Extracted records:
▼
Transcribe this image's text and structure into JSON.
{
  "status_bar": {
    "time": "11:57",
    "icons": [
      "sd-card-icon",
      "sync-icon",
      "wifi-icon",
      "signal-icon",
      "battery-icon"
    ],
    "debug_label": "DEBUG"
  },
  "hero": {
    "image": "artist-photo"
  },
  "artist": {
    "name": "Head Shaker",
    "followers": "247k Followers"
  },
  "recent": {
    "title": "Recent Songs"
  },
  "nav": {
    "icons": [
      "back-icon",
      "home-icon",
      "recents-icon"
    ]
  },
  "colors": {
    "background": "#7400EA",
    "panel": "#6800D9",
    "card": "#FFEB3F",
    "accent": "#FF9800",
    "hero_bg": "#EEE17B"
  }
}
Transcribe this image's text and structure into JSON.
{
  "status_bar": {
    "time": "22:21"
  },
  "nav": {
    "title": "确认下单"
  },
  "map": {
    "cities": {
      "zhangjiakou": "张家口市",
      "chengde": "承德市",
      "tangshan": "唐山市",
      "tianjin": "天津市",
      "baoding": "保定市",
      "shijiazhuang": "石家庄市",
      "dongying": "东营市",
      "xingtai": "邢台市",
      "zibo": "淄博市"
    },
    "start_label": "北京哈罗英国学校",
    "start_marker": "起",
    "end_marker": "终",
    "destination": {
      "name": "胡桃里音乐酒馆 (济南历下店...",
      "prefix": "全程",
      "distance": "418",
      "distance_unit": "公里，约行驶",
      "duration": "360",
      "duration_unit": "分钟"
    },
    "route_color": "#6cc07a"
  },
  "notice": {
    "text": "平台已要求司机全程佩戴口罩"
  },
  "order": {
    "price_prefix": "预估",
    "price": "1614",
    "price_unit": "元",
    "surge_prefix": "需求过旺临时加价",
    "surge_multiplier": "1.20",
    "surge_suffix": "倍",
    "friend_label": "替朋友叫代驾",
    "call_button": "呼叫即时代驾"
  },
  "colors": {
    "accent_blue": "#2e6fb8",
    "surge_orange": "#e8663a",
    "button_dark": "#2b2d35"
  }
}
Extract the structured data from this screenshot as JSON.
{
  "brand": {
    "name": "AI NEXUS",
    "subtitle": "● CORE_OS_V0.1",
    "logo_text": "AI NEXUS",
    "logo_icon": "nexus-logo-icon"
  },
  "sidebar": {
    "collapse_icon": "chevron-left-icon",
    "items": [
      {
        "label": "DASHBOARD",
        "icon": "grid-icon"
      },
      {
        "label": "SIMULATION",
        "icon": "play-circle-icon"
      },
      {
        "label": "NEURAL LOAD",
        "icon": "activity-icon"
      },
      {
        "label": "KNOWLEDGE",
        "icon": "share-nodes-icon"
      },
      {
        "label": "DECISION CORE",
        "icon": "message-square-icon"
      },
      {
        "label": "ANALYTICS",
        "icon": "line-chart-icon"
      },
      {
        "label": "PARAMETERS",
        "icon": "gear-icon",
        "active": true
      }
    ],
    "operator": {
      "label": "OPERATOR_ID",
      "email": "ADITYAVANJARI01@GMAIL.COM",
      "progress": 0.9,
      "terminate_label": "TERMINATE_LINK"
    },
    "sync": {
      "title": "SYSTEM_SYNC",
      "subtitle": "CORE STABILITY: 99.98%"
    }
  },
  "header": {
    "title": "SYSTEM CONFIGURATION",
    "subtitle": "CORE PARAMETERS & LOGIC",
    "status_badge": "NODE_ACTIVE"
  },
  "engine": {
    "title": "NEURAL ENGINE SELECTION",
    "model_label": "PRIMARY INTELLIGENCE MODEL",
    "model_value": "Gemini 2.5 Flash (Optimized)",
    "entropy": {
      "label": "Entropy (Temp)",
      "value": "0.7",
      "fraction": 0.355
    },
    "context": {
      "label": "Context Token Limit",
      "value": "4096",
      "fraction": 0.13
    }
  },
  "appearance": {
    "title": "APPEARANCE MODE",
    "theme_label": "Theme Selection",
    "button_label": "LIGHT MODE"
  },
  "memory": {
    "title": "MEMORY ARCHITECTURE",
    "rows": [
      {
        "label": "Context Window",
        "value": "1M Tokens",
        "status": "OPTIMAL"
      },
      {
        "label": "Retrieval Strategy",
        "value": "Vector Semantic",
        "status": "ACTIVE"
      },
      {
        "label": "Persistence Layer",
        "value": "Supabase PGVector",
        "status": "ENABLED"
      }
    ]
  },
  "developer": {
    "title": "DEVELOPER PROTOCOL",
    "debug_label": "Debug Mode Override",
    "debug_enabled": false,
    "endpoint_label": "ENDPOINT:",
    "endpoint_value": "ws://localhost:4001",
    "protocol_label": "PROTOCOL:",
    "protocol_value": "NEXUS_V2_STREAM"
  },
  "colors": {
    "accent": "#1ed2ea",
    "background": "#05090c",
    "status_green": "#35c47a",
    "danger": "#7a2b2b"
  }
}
▲
Every record above must be duplicated exactly.

Transcribe this image's text and structure into JSON.
{
  "status_bar": {
    "time": "11:57",
    "icons": [
      "sd-card-icon",
      "sync-icon",
      "wifi-icon",
      "signal-icon",
      "battery-icon"
    ],
    "debug_label": "DEBUG"
  },
  "hero": {
    "image": "artist-photo"
  },
  "artist": {
    "name": "Head Shaker",
    "followers": "247k Followers"
  },
  "recent": {
    "title": "Recent Songs"
  },
  "nav": {
    "icons": [
      "back-icon",
      "home-icon",
      "recents-icon"
    ]
  },
  "colors": {
    "background": "#7400EA",
    "panel": "#6800D9",
    "card": "#FFEB3F",
    "accent": "#FF9800",
    "hero_bg": "#EEE17B"
  }
}
Transcribe this image's text and structure into JSON.
{
  "status_bar": {
    "time": "22:21"
  },
  "nav": {
    "title": "确认下单"
  },
  "map": {
    "cities": {
      "zhangjiakou": "张家口市",
      "chengde": "承德市",
      "tangshan": "唐山市",
      "tianjin": "天津市",
      "baoding": "保定市",
      "shijiazhuang": "石家庄市",
      "dongying": "东营市",
      "xingtai": "邢台市",
      "zibo": "淄博市"
    },
    "start_label": "北京哈罗英国学校",
    "start_marker": "起",
    "end_marker": "终",
    "destination": {
      "name": "胡桃里音乐酒馆 (济南历下店...",
      "prefix": "全程",
      "distance": "418",
      "distance_unit": "公里，约行驶",
      "duration": "360",
      "duration_unit": "分钟"
    },
    "route_color": "#6cc07a"
  },
  "notice": {
    "text": "平台已要求司机全程佩戴口罩"
  },
  "order": {
    "price_prefix": "预估",
    "price": "1614",
    "price_unit": "元",
    "surge_prefix": "需求过旺临时加价",
    "surge_multiplier": "1.20",
    "surge_suffix": "倍",
    "friend_label": "替朋友叫代驾",
    "call_button": "呼叫即时代驾"
  },
  "colors": {
    "accent_blue": "#2e6fb8",
    "surge_orange": "#e8663a",
    "button_dark": "#2b2d35"
  }
}
Extract the structured data from this screenshot as JSON.
{
  "brand": {
    "name": "AI NEXUS",
    "subtitle": "● CORE_OS_V0.1",
    "logo_text": "AI NEXUS",
    "logo_icon": "nexus-logo-icon"
  },
  "sidebar": {
    "collapse_icon": "chevron-left-icon",
    "items": [
      {
        "label": "DASHBOARD",
        "icon": "grid-icon"
      },
      {
        "label": "SIMULATION",
        "icon": "play-circle-icon"
      },
      {
        "label": "NEURAL LOAD",
        "icon": "activity-icon"
      },
      {
        "label": "KNOWLEDGE",
        "icon": "share-nodes-icon"
      },
      {
        "label": "DECISION CORE",
        "icon": "message-square-icon"
      },
      {
        "label": "ANALYTICS",
        "icon": "line-chart-icon"
      },
      {
        "label": "PARAMETERS",
        "icon": "gear-icon",
        "active": true
      }
    ],
    "operator": {
      "label": "OPERATOR_ID",
      "email": "ADITYAVANJARI01@GMAIL.COM",
      "progress": 0.9,
      "terminate_label": "TERMINATE_LINK"
    },
    "sync": {
      "title": "SYSTEM_SYNC",
      "subtitle": "CORE STABILITY: 99.98%"
    }
  },
  "header": {
    "title": "SYSTEM CONFIGURATION",
    "subtitle": "CORE PARAMETERS & LOGIC",
    "status_badge": "NODE_ACTIVE"
  },
  "engine": {
    "title": "NEURAL ENGINE SELECTION",
    "model_label": "PRIMARY INTELLIGENCE MODEL",
    "model_value": "Gemini 2.5 Flash (Optimized)",
    "entropy": {
      "label": "Entropy (Temp)",
      "value": "0.7",
      "fraction": 0.355
    },
    "context": {
      "label": "Context Token Limit",
      "value": "4096",
      "fraction": 0.13
    }
  },
  "appearance": {
    "title": "APPEARANCE MODE",
    "theme_label": "Theme Selection",
    "button_label": "LIGHT MODE"
  },
  "memory": {
    "title": "MEMORY ARCHITECTURE",
    "rows": [
      {
        "label": "Context Window",
        "value": "1M Tokens",
        "status": "OPTIMAL"
      },
      {
        "label": "Retrieval Strategy",
        "value": "Vector Semantic",
        "status": "ACTIVE"
      },
      {
        "label": "Persistence Layer",
        "value": "Supabase PGVector",
        "status": "ENABLED"
      }
    ]
  },
  "developer": {
    "title": "DEVELOPER PROTOCOL",
    "debug_label": "Debug Mode Override",
    "debug_enabled": false,
    "endpoint_label": "ENDPOINT:",
    "endpoint_value": "ws://localhost:4001",
    "protocol_label": "PROTOCOL:",
    "protocol_value": "NEXUS_V2_STREAM"
  },
  "colors": {
    "accent": "#1ed2ea",
    "background": "#05090c",
    "status_green": "#35c47a",
    "danger": "#7a2b2b"
  }
}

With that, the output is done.